YOUR OBJECTIVE:
Below is some material; transcribe all of it exactly.

[START PROVIDED RECORDS]

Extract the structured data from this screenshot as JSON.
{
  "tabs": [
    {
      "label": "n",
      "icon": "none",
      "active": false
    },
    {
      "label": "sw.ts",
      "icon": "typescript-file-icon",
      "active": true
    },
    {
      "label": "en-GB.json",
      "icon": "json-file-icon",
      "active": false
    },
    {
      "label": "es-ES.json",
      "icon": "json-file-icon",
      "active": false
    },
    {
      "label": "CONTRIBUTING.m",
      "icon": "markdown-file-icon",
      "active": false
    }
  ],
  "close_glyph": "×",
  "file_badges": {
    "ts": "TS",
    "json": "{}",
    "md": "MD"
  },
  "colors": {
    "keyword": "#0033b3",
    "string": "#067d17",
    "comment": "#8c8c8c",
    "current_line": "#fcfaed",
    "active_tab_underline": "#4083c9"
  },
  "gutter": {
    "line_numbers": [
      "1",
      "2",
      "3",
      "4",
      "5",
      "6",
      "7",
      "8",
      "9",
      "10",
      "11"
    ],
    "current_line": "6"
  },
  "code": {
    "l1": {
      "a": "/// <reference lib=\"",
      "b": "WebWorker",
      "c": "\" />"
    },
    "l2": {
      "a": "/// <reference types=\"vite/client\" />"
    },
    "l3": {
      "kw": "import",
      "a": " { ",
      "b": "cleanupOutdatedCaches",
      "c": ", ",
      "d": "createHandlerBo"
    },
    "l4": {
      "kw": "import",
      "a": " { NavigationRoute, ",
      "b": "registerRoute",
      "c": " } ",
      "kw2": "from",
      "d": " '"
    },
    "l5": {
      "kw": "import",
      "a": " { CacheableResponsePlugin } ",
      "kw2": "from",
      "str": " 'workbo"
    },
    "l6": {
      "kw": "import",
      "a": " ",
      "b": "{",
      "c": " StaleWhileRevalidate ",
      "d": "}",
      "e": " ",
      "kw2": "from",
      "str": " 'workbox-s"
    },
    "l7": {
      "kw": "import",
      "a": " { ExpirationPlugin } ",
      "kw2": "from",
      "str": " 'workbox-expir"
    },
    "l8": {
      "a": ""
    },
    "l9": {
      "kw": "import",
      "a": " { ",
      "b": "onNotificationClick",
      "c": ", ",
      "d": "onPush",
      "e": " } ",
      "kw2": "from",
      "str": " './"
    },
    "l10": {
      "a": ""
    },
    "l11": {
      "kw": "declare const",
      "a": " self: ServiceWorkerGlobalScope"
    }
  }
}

[END PROVIDED RECORDS]

OUTPUT BELOW:
Extract the structured data from this screenshot as JSON.
{
  "tabs": [
    {
      "label": "n",
      "icon": "none",
      "active": false
    },
    {
      "label": "sw.ts",
      "icon": "typescript-file-icon",
      "active": true
    },
    {
      "label": "en-GB.json",
      "icon": "json-file-icon",
      "active": false
    },
    {
      "label": "es-ES.json",
      "icon": "json-file-icon",
      "active": false
    },
    {
      "label": "CONTRIBUTING.m",
      "icon": "markdown-file-icon",
      "active": false
    }
  ],
  "close_glyph": "×",
  "file_badges": {
    "ts": "TS",
    "json": "{}",
    "md": "MD"
  },
  "colors": {
    "keyword": "#0033b3",
    "string": "#067d17",
    "comment": "#8c8c8c",
    "current_line": "#fcfaed",
    "active_tab_underline": "#4083c9"
  },
  "gutter": {
    "line_numbers": [
      "1",
      "2",
      "3",
      "4",
      "5",
      "6",
      "7",
      "8",
      "9",
      "10",
      "11"
    ],
    "current_line": "6"
  },
  "code": {
    "l1": {
      "a": "/// <reference lib=\"",
      "b": "WebWorker",
      "c": "\" />"
    },
    "l2": {
      "a": "/// <reference types=\"vite/client\" />"
    },
    "l3": {
      "kw": "import",
      "a": " { ",
      "b": "cleanupOutdatedCaches",
      "c": ", ",
      "d": "createHandlerBo"
    },
    "l4": {
      "kw": "import",
      "a": " { NavigationRoute, ",
      "b": "registerRoute",
      "c": " } ",
      "kw2": "from",
      "d": " '"
    },
    "l5": {
      "kw": "import",
      "a": " { CacheableResponsePlugin } ",
      "kw2": "from",
      "str": " 'workbo"
    },
    "l6": {
      "kw": "import",
      "a": " ",
      "b": "{",
      "c": " StaleWhileRevalidate ",
      "d": "}",
      "e": " ",
      "kw2": "from",
      "str": " 'workbox-s"
    },
    "l7": {
      "kw": "import",
      "a": " { ExpirationPlugin } ",
      "kw2": "from",
      "str": " 'workbox-expir"
    },
    "l8": {
      "a": ""
    },
    "l9": {
      "kw": "import",
      "a": " { ",
      "b": "onNotificationClick",
      "c": ", ",
      "d": "onPush",
      "e": " } ",
      "kw2": "from",
      "str": " './"
    },
    "l10": {
      "a": ""
    },
    "l11": {
      "kw": "declare const",
      "a": " self: ServiceWorkerGlobalScope"
    }
  }
}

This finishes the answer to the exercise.